- Instructions for the task
Print all entries word for word.

- Exercise material
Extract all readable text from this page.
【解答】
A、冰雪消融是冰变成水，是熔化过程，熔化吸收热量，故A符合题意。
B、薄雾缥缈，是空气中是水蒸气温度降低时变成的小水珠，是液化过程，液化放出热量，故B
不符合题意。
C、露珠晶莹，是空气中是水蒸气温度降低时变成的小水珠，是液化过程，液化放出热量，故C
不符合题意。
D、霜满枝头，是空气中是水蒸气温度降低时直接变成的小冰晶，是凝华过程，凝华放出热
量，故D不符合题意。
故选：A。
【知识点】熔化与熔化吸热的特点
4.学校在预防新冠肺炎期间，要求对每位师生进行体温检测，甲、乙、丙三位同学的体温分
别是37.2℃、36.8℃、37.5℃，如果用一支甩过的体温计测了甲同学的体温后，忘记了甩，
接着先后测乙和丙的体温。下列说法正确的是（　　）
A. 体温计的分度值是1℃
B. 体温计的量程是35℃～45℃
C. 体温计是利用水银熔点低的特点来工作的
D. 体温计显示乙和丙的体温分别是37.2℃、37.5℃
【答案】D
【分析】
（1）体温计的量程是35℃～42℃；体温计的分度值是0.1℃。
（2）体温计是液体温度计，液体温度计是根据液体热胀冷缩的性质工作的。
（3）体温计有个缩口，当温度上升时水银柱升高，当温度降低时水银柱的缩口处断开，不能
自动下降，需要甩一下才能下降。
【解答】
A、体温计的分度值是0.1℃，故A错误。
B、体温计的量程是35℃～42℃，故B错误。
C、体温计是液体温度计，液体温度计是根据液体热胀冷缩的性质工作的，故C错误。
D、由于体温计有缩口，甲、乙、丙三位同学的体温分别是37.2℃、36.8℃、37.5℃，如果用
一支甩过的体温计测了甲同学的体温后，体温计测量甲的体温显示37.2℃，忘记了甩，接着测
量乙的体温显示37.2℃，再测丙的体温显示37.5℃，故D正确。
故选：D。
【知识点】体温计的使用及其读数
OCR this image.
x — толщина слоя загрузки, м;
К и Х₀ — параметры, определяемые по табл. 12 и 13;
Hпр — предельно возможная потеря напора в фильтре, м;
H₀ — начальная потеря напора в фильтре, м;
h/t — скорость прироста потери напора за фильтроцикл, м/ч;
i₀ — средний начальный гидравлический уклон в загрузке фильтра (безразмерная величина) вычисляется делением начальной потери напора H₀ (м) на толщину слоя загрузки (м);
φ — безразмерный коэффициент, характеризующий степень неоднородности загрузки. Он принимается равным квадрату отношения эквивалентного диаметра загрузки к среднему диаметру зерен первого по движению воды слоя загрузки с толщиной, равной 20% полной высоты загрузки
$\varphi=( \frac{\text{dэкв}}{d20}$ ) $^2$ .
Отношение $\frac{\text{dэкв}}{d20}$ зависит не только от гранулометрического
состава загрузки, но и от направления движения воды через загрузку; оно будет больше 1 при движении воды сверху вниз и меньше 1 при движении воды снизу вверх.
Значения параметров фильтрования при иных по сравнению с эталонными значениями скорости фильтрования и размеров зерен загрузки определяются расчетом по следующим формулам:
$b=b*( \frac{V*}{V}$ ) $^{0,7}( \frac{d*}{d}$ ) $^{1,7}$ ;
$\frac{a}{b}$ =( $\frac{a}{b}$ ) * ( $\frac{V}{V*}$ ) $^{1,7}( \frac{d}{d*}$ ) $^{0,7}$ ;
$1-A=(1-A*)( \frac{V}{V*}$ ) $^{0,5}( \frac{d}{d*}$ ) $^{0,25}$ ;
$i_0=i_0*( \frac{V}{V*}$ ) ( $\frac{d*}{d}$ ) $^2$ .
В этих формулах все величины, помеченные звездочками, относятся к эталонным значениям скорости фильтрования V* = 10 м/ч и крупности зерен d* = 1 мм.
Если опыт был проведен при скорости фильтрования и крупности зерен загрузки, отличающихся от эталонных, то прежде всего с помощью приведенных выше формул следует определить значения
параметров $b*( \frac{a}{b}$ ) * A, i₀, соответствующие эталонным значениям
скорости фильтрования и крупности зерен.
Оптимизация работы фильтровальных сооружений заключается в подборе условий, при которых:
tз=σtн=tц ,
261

- Result
Extract all readable text from this page.
【解答】
A、冰雪消融是冰变成水，是熔化过程，熔化吸收热量，故A符合题意。
B、薄雾缥缈，是空气中是水蒸气温度降低时变成的小水珠，是液化过程，液化放出热量，故B
不符合题意。
C、露珠晶莹，是空气中是水蒸气温度降低时变成的小水珠，是液化过程，液化放出热量，故C
不符合题意。
D、霜满枝头，是空气中是水蒸气温度降低时直接变成的小冰晶，是凝华过程，凝华放出热
量，故D不符合题意。
故选：A。
【知识点】熔化与熔化吸热的特点
4.学校在预防新冠肺炎期间，要求对每位师生进行体温检测，甲、乙、丙三位同学的体温分
别是37.2℃、36.8℃、37.5℃，如果用一支甩过的体温计测了甲同学的体温后，忘记了甩，
接着先后测乙和丙的体温。下列说法正确的是（　　）
A. 体温计的分度值是1℃
B. 体温计的量程是35℃～45℃
C. 体温计是利用水银熔点低的特点来工作的
D. 体温计显示乙和丙的体温分别是37.2℃、37.5℃
【答案】D
【分析】
（1）体温计的量程是35℃～42℃；体温计的分度值是0.1℃。
（2）体温计是液体温度计，液体温度计是根据液体热胀冷缩的性质工作的。
（3）体温计有个缩口，当温度上升时水银柱升高，当温度降低时水银柱的缩口处断开，不能
自动下降，需要甩一下才能下降。
【解答】
A、体温计的分度值是0.1℃，故A错误。
B、体温计的量程是35℃～42℃，故B错误。
C、体温计是液体温度计，液体温度计是根据液体热胀冷缩的性质工作的，故C错误。
D、由于体温计有缩口，甲、乙、丙三位同学的体温分别是37.2℃、36.8℃、37.5℃，如果用
一支甩过的体温计测了甲同学的体温后，体温计测量甲的体温显示37.2℃，忘记了甩，接着测
量乙的体温显示37.2℃，再测丙的体温显示37.5℃，故D正确。
故选：D。
【知识点】体温计的使用及其读数
OCR this image.
x — толщина слоя загрузки, м;
К и Х₀ — параметры, определяемые по табл. 12 и 13;
Hпр — предельно возможная потеря напора в фильтре, м;
H₀ — начальная потеря напора в фильтре, м;
h/t — скорость прироста потери напора за фильтроцикл, м/ч;
i₀ — средний начальный гидравлический уклон в загрузке фильтра (безразмерная величина) вычисляется делением начальной потери напора H₀ (м) на толщину слоя загрузки (м);
φ — безразмерный коэффициент, характеризующий степень неоднородности загрузки. Он принимается равным квадрату отношения эквивалентного диаметра загрузки к среднему диаметру зерен первого по движению воды слоя загрузки с толщиной, равной 20% полной высоты загрузки
$\varphi=( \frac{\text{dэкв}}{d20}$ ) $^2$ .
Отношение $\frac{\text{dэкв}}{d20}$ зависит не только от гранулометрического
состава загрузки, но и от направления движения воды через загрузку; оно будет больше 1 при движении воды сверху вниз и меньше 1 при движении воды снизу вверх.
Значения параметров фильтрования при иных по сравнению с эталонными значениями скорости фильтрования и размеров зерен загрузки определяются расчетом по следующим формулам:
$b=b*( \frac{V*}{V}$ ) $^{0,7}( \frac{d*}{d}$ ) $^{1,7}$ ;
$\frac{a}{b}$ =( $\frac{a}{b}$ ) * ( $\frac{V}{V*}$ ) $^{1,7}( \frac{d}{d*}$ ) $^{0,7}$ ;
$1-A=(1-A*)( \frac{V}{V*}$ ) $^{0,5}( \frac{d}{d*}$ ) $^{0,25}$ ;
$i_0=i_0*( \frac{V}{V*}$ ) ( $\frac{d*}{d}$ ) $^2$ .
В этих формулах все величины, помеченные звездочками, относятся к эталонным значениям скорости фильтрования V* = 10 м/ч и крупности зерен d* = 1 мм.
Если опыт был проведен при скорости фильтрования и крупности зерен загрузки, отличающихся от эталонных, то прежде всего с помощью приведенных выше формул следует определить значения
параметров $b*( \frac{a}{b}$ ) * A, i₀, соответствующие эталонным значениям
скорости фильтрования и крупности зерен.
Оптимизация работы фильтровальных сооружений заключается в подборе условий, при которых:
tз=σtн=tц ,
261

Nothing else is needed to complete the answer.